> _Exercise task_
Would you repeat the listing exactly but omit every picture?

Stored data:

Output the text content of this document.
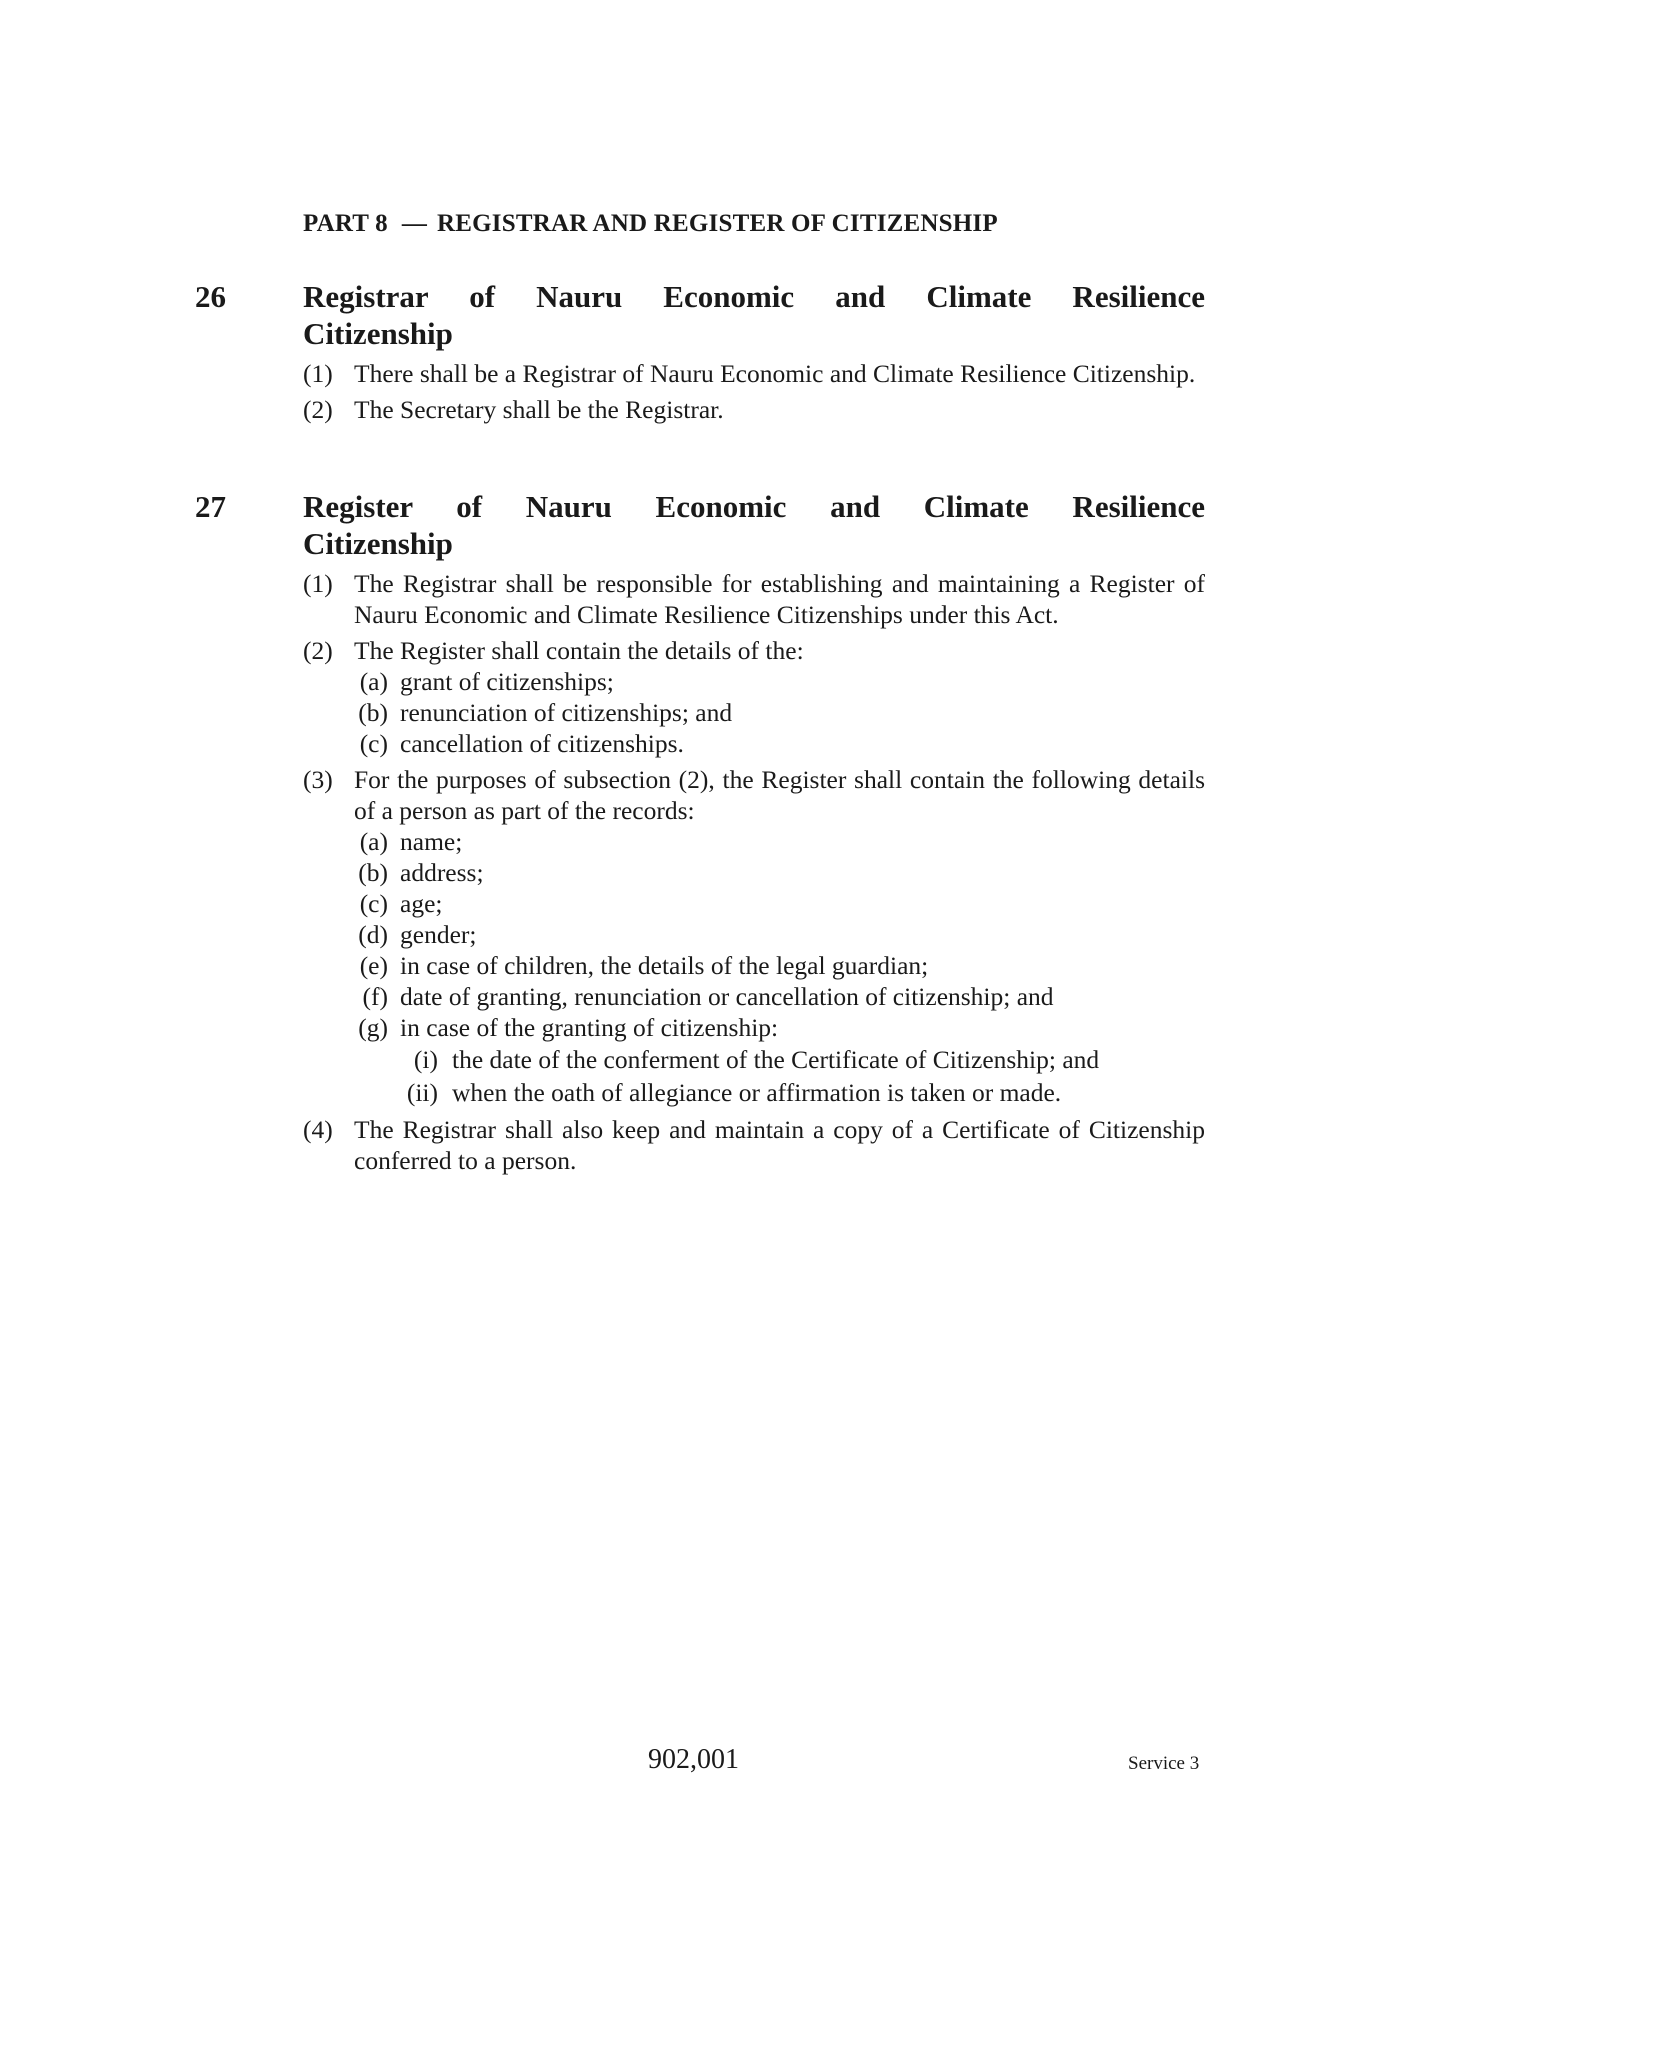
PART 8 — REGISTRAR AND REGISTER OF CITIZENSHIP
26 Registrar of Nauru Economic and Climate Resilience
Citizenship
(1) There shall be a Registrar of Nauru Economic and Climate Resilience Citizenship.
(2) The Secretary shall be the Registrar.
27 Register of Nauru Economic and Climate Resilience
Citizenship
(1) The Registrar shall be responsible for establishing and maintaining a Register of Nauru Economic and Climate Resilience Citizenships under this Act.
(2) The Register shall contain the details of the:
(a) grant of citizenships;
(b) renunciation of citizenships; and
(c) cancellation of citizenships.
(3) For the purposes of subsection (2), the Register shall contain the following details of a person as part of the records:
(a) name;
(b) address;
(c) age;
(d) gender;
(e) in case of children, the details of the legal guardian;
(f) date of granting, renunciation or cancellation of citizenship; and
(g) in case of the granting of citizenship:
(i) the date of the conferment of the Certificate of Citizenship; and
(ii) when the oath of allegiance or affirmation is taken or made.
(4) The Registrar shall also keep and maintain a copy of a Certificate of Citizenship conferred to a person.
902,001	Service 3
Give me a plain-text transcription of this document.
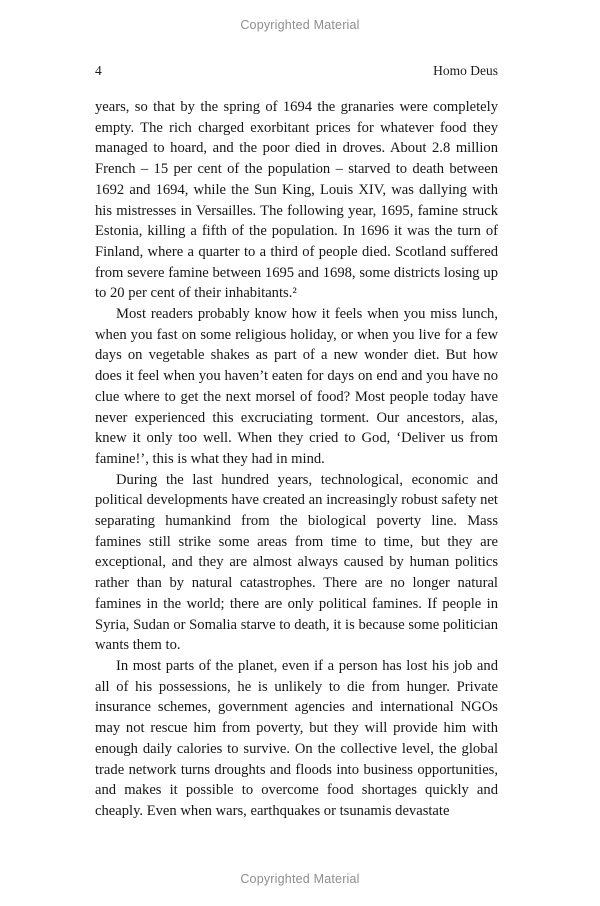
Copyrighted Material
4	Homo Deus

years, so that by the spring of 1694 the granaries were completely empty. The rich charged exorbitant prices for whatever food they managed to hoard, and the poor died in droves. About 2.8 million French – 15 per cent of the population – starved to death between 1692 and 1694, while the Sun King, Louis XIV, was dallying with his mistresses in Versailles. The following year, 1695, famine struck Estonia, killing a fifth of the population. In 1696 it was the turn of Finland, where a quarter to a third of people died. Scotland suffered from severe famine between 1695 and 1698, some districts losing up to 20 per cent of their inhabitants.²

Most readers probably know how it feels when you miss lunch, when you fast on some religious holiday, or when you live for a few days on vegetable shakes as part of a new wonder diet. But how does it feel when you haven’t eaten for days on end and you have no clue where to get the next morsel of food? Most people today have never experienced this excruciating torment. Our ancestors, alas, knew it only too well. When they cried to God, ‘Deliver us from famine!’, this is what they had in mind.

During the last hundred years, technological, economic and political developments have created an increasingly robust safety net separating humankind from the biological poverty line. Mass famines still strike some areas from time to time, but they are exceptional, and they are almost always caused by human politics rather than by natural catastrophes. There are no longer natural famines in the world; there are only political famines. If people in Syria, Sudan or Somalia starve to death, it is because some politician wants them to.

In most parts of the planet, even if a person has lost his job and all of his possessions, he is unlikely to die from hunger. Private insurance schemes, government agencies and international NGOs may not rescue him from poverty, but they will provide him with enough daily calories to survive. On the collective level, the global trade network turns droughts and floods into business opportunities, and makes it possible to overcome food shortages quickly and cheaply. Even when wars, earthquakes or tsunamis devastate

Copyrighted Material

> _Solution_
Output the text content of this document.
PART 8 — REGISTRAR AND REGISTER OF CITIZENSHIP
26 Registrar of Nauru Economic and Climate Resilience
Citizenship
(1) There shall be a Registrar of Nauru Economic and Climate Resilience Citizenship.
(2) The Secretary shall be the Registrar.
27 Register of Nauru Economic and Climate Resilience
Citizenship
(1) The Registrar shall be responsible for establishing and maintaining a Register of Nauru Economic and Climate Resilience Citizenships under this Act.
(2) The Register shall contain the details of the:
(a) grant of citizenships;
(b) renunciation of citizenships; and
(c) cancellation of citizenships.
(3) For the purposes of subsection (2), the Register shall contain the following details of a person as part of the records:
(a) name;
(b) address;
(c) age;
(d) gender;
(e) in case of children, the details of the legal guardian;
(f) date of granting, renunciation or cancellation of citizenship; and
(g) in case of the granting of citizenship:
(i) the date of the conferment of the Certificate of Citizenship; and
(ii) when the oath of allegiance or affirmation is taken or made.
(4) The Registrar shall also keep and maintain a copy of a Certificate of Citizenship conferred to a person.
902,001	Service 3
Give me a plain-text transcription of this document.
Copyrighted Material
4	Homo Deus

years, so that by the spring of 1694 the granaries were completely empty. The rich charged exorbitant prices for whatever food they managed to hoard, and the poor died in droves. About 2.8 million French – 15 per cent of the population – starved to death between 1692 and 1694, while the Sun King, Louis XIV, was dallying with his mistresses in Versailles. The following year, 1695, famine struck Estonia, killing a fifth of the population. In 1696 it was the turn of Finland, where a quarter to a third of people died. Scotland suffered from severe famine between 1695 and 1698, some districts losing up to 20 per cent of their inhabitants.²

Most readers probably know how it feels when you miss lunch, when you fast on some religious holiday, or when you live for a few days on vegetable shakes as part of a new wonder diet. But how does it feel when you haven’t eaten for days on end and you have no clue where to get the next morsel of food? Most people today have never experienced this excruciating torment. Our ancestors, alas, knew it only too well. When they cried to God, ‘Deliver us from famine!’, this is what they had in mind.

During the last hundred years, technological, economic and political developments have created an increasingly robust safety net separating humankind from the biological poverty line. Mass famines still strike some areas from time to time, but they are exceptional, and they are almost always caused by human politics rather than by natural catastrophes. There are no longer natural famines in the world; there are only political famines. If people in Syria, Sudan or Somalia starve to death, it is because some politician wants them to.

In most parts of the planet, even if a person has lost his job and all of his possessions, he is unlikely to die from hunger. Private insurance schemes, government agencies and international NGOs may not rescue him from poverty, but they will provide him with enough daily calories to survive. On the collective level, the global trade network turns droughts and floods into business opportunities, and makes it possible to overcome food shortages quickly and cheaply. Even when wars, earthquakes or tsunamis devastate

Copyrighted Material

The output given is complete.